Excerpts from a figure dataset
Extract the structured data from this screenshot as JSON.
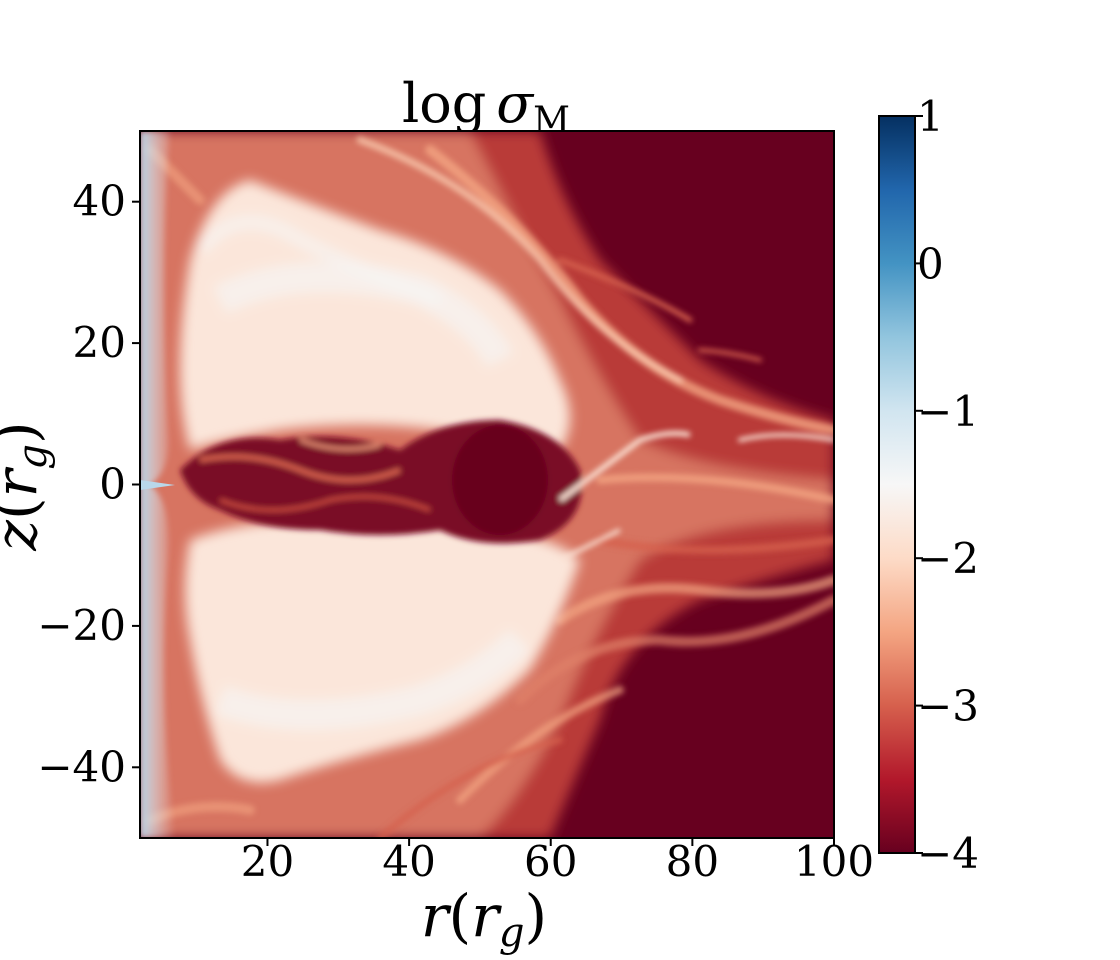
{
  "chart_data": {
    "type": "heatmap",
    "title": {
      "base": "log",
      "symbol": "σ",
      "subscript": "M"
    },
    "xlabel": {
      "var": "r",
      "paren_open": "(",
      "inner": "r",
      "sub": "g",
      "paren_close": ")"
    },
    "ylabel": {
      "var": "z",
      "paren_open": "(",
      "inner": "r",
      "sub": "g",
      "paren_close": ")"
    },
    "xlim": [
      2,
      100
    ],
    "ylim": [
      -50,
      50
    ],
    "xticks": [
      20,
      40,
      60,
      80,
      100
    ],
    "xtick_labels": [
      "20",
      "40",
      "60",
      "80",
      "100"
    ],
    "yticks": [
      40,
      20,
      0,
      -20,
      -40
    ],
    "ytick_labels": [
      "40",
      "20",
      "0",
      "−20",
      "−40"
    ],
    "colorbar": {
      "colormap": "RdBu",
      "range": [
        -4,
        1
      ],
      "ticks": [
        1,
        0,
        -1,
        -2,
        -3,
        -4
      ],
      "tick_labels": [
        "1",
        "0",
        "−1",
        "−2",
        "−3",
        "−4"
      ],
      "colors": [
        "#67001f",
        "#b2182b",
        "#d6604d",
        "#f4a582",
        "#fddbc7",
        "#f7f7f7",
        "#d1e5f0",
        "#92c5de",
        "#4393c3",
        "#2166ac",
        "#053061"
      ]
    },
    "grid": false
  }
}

TO DO:
All of the material above should be reproduced exactly, except the pictures.

RESPONSE TO THE TASK:
Extract the structured data from this screenshot as JSON.
{
  "chart_data": {
    "type": "heatmap",
    "title": {
      "base": "log",
      "symbol": "σ",
      "subscript": "M"
    },
    "xlabel": {
      "var": "r",
      "paren_open": "(",
      "inner": "r",
      "sub": "g",
      "paren_close": ")"
    },
    "ylabel": {
      "var": "z",
      "paren_open": "(",
      "inner": "r",
      "sub": "g",
      "paren_close": ")"
    },
    "xlim": [
      2,
      100
    ],
    "ylim": [
      -50,
      50
    ],
    "xticks": [
      20,
      40,
      60,
      80,
      100
    ],
    "xtick_labels": [
      "20",
      "40",
      "60",
      "80",
      "100"
    ],
    "yticks": [
      40,
      20,
      0,
      -20,
      -40
    ],
    "ytick_labels": [
      "40",
      "20",
      "0",
      "−20",
      "−40"
    ],
    "colorbar": {
      "colormap": "RdBu",
      "range": [
        -4,
        1
      ],
      "ticks": [
        1,
        0,
        -1,
        -2,
        -3,
        -4
      ],
      "tick_labels": [
        "1",
        "0",
        "−1",
        "−2",
        "−3",
        "−4"
      ],
      "colors": [
        "#67001f",
        "#b2182b",
        "#d6604d",
        "#f4a582",
        "#fddbc7",
        "#f7f7f7",
        "#d1e5f0",
        "#92c5de",
        "#4393c3",
        "#2166ac",
        "#053061"
      ]
    },
    "grid": false
  }
}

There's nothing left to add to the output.